§ Directions for this task
Every line of the records must be repeated exactly; pictures stay out.

---*---

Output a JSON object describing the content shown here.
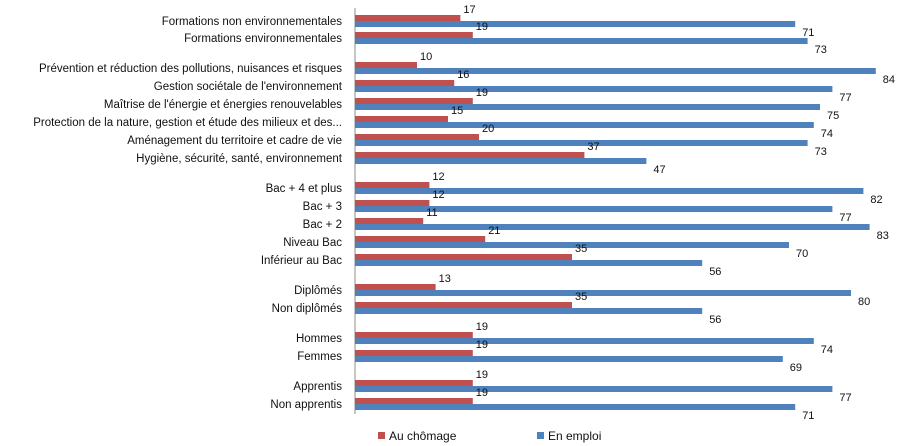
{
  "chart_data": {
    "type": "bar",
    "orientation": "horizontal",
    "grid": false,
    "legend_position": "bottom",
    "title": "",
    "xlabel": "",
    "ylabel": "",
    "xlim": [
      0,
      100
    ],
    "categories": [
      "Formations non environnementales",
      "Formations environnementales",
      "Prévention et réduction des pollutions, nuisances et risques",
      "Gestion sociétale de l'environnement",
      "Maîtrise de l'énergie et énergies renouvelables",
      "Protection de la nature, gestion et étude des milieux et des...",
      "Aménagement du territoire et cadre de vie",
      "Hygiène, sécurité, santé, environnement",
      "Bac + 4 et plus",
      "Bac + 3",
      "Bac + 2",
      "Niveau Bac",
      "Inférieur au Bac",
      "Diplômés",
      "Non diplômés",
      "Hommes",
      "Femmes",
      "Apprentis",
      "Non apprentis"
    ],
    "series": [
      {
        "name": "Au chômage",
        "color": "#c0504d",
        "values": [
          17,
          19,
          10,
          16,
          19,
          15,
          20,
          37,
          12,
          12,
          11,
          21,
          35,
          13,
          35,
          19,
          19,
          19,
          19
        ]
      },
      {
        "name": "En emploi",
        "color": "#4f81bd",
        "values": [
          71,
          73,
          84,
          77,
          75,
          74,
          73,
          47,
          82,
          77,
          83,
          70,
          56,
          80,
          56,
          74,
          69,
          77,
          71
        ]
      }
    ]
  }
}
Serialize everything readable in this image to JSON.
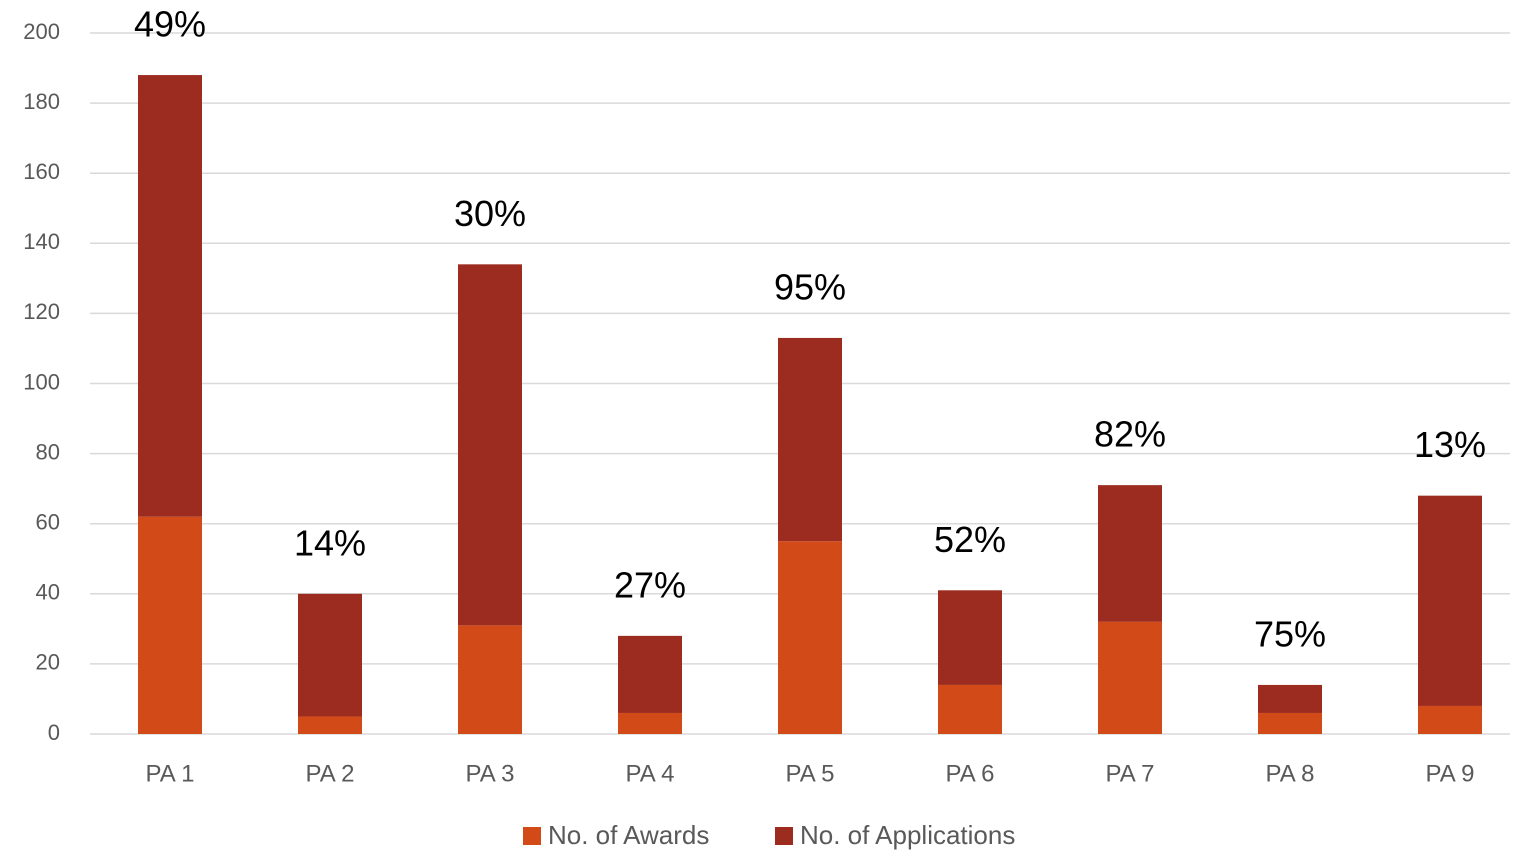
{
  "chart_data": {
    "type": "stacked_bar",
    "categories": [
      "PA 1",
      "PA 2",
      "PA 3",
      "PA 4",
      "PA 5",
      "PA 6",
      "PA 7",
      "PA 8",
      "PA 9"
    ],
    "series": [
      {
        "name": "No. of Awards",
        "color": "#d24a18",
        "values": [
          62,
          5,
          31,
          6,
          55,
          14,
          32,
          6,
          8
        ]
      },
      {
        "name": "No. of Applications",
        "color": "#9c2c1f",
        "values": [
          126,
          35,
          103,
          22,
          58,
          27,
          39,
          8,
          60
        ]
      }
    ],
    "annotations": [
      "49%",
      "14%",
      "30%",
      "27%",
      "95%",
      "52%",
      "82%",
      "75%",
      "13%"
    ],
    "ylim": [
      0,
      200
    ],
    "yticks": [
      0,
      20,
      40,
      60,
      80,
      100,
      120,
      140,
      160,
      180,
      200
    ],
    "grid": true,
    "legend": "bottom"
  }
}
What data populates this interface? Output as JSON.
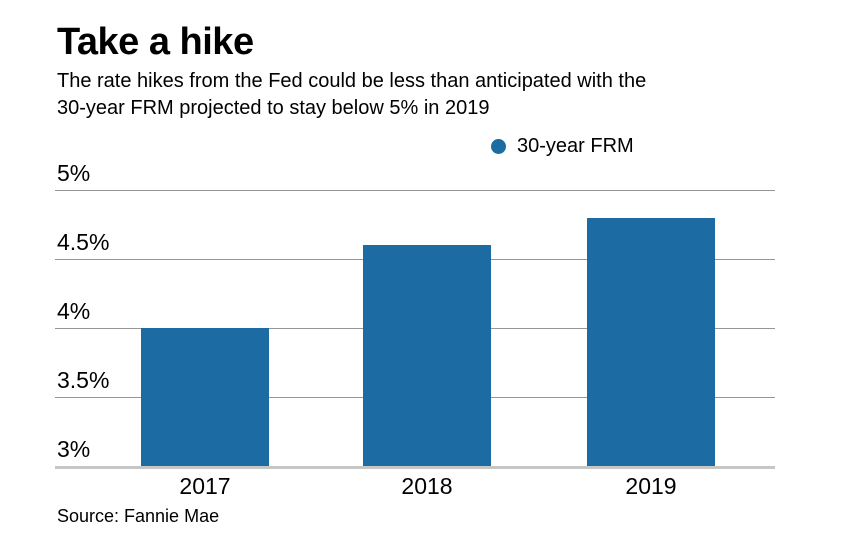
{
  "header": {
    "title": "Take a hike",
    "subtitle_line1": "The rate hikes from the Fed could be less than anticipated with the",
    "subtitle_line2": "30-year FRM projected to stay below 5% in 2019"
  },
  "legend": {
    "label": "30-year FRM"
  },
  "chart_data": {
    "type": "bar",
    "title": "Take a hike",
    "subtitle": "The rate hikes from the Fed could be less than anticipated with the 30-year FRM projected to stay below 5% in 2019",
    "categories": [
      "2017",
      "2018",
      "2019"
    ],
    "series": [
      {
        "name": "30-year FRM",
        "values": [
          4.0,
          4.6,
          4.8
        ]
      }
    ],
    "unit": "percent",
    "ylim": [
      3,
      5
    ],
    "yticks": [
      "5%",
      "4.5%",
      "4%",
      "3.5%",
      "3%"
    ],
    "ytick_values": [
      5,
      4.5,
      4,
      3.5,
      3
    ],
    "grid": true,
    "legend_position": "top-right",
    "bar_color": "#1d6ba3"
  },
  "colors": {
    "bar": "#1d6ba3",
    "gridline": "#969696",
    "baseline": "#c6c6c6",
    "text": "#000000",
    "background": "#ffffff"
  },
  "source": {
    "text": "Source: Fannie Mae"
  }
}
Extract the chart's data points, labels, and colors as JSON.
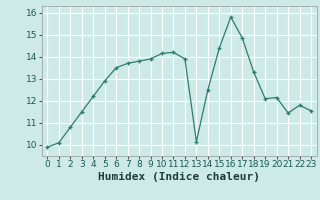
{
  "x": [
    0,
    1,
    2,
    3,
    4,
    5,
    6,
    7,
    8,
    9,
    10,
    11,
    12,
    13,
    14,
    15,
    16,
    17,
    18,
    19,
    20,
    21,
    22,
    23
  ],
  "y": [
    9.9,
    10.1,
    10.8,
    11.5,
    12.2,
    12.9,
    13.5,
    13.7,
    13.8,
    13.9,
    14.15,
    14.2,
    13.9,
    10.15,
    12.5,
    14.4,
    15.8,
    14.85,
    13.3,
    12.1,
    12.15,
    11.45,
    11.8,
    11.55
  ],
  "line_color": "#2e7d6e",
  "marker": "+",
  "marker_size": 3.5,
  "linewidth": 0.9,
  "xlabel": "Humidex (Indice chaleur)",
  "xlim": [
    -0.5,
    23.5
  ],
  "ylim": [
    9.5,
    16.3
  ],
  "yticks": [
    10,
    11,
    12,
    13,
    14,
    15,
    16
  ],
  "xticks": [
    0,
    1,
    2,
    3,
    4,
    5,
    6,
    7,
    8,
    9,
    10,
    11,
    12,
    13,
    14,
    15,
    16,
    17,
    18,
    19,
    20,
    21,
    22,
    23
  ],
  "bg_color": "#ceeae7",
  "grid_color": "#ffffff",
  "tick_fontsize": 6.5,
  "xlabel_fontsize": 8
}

---*---

§ Completed task
Output a JSON object describing the content shown here.
{
  "chart_data": {
    "type": "bar",
    "orientation": "horizontal",
    "grid": false,
    "legend_position": "bottom",
    "title": "",
    "xlabel": "",
    "ylabel": "",
    "xlim": [
      0,
      100
    ],
    "categories": [
      "Formations non environnementales",
      "Formations environnementales",
      "Prévention et réduction des pollutions, nuisances et risques",
      "Gestion sociétale de l'environnement",
      "Maîtrise de l'énergie et énergies renouvelables",
      "Protection de la nature, gestion et étude des milieux et des...",
      "Aménagement du territoire et cadre de vie",
      "Hygiène, sécurité, santé, environnement",
      "Bac + 4 et plus",
      "Bac + 3",
      "Bac + 2",
      "Niveau Bac",
      "Inférieur au Bac",
      "Diplômés",
      "Non diplômés",
      "Hommes",
      "Femmes",
      "Apprentis",
      "Non apprentis"
    ],
    "series": [
      {
        "name": "Au chômage",
        "color": "#c0504d",
        "values": [
          17,
          19,
          10,
          16,
          19,
          15,
          20,
          37,
          12,
          12,
          11,
          21,
          35,
          13,
          35,
          19,
          19,
          19,
          19
        ]
      },
      {
        "name": "En emploi",
        "color": "#4f81bd",
        "values": [
          71,
          73,
          84,
          77,
          75,
          74,
          73,
          47,
          82,
          77,
          83,
          70,
          56,
          80,
          56,
          74,
          69,
          77,
          71
        ]
      }
    ]
  }
}
Serialize everything readable in this image to JSON.
{
  "chart_data": {
    "type": "stacked_bar",
    "categories": [
      "PA 1",
      "PA 2",
      "PA 3",
      "PA 4",
      "PA 5",
      "PA 6",
      "PA 7",
      "PA 8",
      "PA 9"
    ],
    "series": [
      {
        "name": "No. of Awards",
        "color": "#d24a18",
        "values": [
          62,
          5,
          31,
          6,
          55,
          14,
          32,
          6,
          8
        ]
      },
      {
        "name": "No. of Applications",
        "color": "#9c2c1f",
        "values": [
          126,
          35,
          103,
          22,
          58,
          27,
          39,
          8,
          60
        ]
      }
    ],
    "annotations": [
      "49%",
      "14%",
      "30%",
      "27%",
      "95%",
      "52%",
      "82%",
      "75%",
      "13%"
    ],
    "ylim": [
      0,
      200
    ],
    "yticks": [
      0,
      20,
      40,
      60,
      80,
      100,
      120,
      140,
      160,
      180,
      200
    ],
    "grid": true,
    "legend": "bottom"
  }
}
What data populates this interface? Output as JSON.
{
  "header": {
    "title": "Take a hike",
    "subtitle_line1": "The rate hikes from the Fed could be less than anticipated with the",
    "subtitle_line2": "30-year FRM projected to stay below 5% in 2019"
  },
  "legend": {
    "label": "30-year FRM"
  },
  "chart_data": {
    "type": "bar",
    "title": "Take a hike",
    "subtitle": "The rate hikes from the Fed could be less than anticipated with the 30-year FRM projected to stay below 5% in 2019",
    "categories": [
      "2017",
      "2018",
      "2019"
    ],
    "series": [
      {
        "name": "30-year FRM",
        "values": [
          4.0,
          4.6,
          4.8
        ]
      }
    ],
    "unit": "percent",
    "ylim": [
      3,
      5
    ],
    "yticks": [
      "5%",
      "4.5%",
      "4%",
      "3.5%",
      "3%"
    ],
    "ytick_values": [
      5,
      4.5,
      4,
      3.5,
      3
    ],
    "grid": true,
    "legend_position": "top-right",
    "bar_color": "#1d6ba3"
  },
  "colors": {
    "bar": "#1d6ba3",
    "gridline": "#969696",
    "baseline": "#c6c6c6",
    "text": "#000000",
    "background": "#ffffff"
  },
  "source": {
    "text": "Source: Fannie Mae"
  }
}
Extract the chart's data points, labels, and colors as JSON.
{
  "x": [
    0,
    1,
    2,
    3,
    4,
    5,
    6,
    7,
    8,
    9,
    10,
    11,
    12,
    13,
    14,
    15,
    16,
    17,
    18,
    19,
    20,
    21,
    22,
    23
  ],
  "y": [
    9.9,
    10.1,
    10.8,
    11.5,
    12.2,
    12.9,
    13.5,
    13.7,
    13.8,
    13.9,
    14.15,
    14.2,
    13.9,
    10.15,
    12.5,
    14.4,
    15.8,
    14.85,
    13.3,
    12.1,
    12.15,
    11.45,
    11.8,
    11.55
  ],
  "line_color": "#2e7d6e",
  "marker": "+",
  "marker_size": 3.5,
  "linewidth": 0.9,
  "xlabel": "Humidex (Indice chaleur)",
  "xlim": [
    -0.5,
    23.5
  ],
  "ylim": [
    9.5,
    16.3
  ],
  "yticks": [
    10,
    11,
    12,
    13,
    14,
    15,
    16
  ],
  "xticks": [
    0,
    1,
    2,
    3,
    4,
    5,
    6,
    7,
    8,
    9,
    10,
    11,
    12,
    13,
    14,
    15,
    16,
    17,
    18,
    19,
    20,
    21,
    22,
    23
  ],
  "bg_color": "#ceeae7",
  "grid_color": "#ffffff",
  "tick_fontsize": 6.5,
  "xlabel_fontsize": 8
}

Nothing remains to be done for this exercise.